*WHAT TO PRODUCE*
Print every line of the listing exactly, please.

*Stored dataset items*
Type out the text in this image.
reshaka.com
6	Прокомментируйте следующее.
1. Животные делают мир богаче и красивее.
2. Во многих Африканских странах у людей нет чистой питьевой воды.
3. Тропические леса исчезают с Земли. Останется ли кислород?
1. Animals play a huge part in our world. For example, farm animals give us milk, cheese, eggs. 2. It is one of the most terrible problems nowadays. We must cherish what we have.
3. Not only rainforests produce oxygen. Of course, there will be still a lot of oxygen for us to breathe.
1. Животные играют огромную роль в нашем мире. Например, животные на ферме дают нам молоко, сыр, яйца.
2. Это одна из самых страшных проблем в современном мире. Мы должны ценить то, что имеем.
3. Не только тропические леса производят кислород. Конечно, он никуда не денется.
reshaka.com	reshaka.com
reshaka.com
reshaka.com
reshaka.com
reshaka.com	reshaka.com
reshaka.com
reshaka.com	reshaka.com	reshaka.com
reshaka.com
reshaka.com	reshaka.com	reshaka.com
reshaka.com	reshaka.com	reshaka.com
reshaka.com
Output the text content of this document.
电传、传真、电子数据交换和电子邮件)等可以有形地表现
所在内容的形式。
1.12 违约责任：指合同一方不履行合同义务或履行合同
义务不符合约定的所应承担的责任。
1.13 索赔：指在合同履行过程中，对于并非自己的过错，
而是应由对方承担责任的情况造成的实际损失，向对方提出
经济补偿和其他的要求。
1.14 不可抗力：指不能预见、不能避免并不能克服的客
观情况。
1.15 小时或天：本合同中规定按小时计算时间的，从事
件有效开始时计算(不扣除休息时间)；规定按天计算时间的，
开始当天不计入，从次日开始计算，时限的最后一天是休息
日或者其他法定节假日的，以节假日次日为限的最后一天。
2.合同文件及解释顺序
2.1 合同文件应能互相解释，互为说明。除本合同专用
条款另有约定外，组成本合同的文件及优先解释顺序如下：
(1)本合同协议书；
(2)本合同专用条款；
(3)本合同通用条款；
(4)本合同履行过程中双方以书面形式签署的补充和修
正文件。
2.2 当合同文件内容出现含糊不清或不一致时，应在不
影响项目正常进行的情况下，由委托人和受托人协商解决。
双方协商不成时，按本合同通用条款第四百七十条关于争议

*TASK OUTPUT*
Type out the text in this image.
reshaka.com
6	Прокомментируйте следующее.
1. Животные делают мир богаче и красивее.
2. Во многих Африканских странах у людей нет чистой питьевой воды.
3. Тропические леса исчезают с Земли. Останется ли кислород?
1. Animals play a huge part in our world. For example, farm animals give us milk, cheese, eggs. 2. It is one of the most terrible problems nowadays. We must cherish what we have.
3. Not only rainforests produce oxygen. Of course, there will be still a lot of oxygen for us to breathe.
1. Животные играют огромную роль в нашем мире. Например, животные на ферме дают нам молоко, сыр, яйца.
2. Это одна из самых страшных проблем в современном мире. Мы должны ценить то, что имеем.
3. Не только тропические леса производят кислород. Конечно, он никуда не денется.
reshaka.com	reshaka.com
reshaka.com
reshaka.com
reshaka.com
reshaka.com	reshaka.com
reshaka.com
reshaka.com	reshaka.com	reshaka.com
reshaka.com
reshaka.com	reshaka.com	reshaka.com
reshaka.com	reshaka.com	reshaka.com
reshaka.com
Output the text content of this document.
电传、传真、电子数据交换和电子邮件)等可以有形地表现
所在内容的形式。
1.12 违约责任：指合同一方不履行合同义务或履行合同
义务不符合约定的所应承担的责任。
1.13 索赔：指在合同履行过程中，对于并非自己的过错，
而是应由对方承担责任的情况造成的实际损失，向对方提出
经济补偿和其他的要求。
1.14 不可抗力：指不能预见、不能避免并不能克服的客
观情况。
1.15 小时或天：本合同中规定按小时计算时间的，从事
件有效开始时计算(不扣除休息时间)；规定按天计算时间的，
开始当天不计入，从次日开始计算，时限的最后一天是休息
日或者其他法定节假日的，以节假日次日为限的最后一天。
2.合同文件及解释顺序
2.1 合同文件应能互相解释，互为说明。除本合同专用
条款另有约定外，组成本合同的文件及优先解释顺序如下：
(1)本合同协议书；
(2)本合同专用条款；
(3)本合同通用条款；
(4)本合同履行过程中双方以书面形式签署的补充和修
正文件。
2.2 当合同文件内容出现含糊不清或不一致时，应在不
影响项目正常进行的情况下，由委托人和受托人协商解决。
双方协商不成时，按本合同通用条款第四百七十条关于争议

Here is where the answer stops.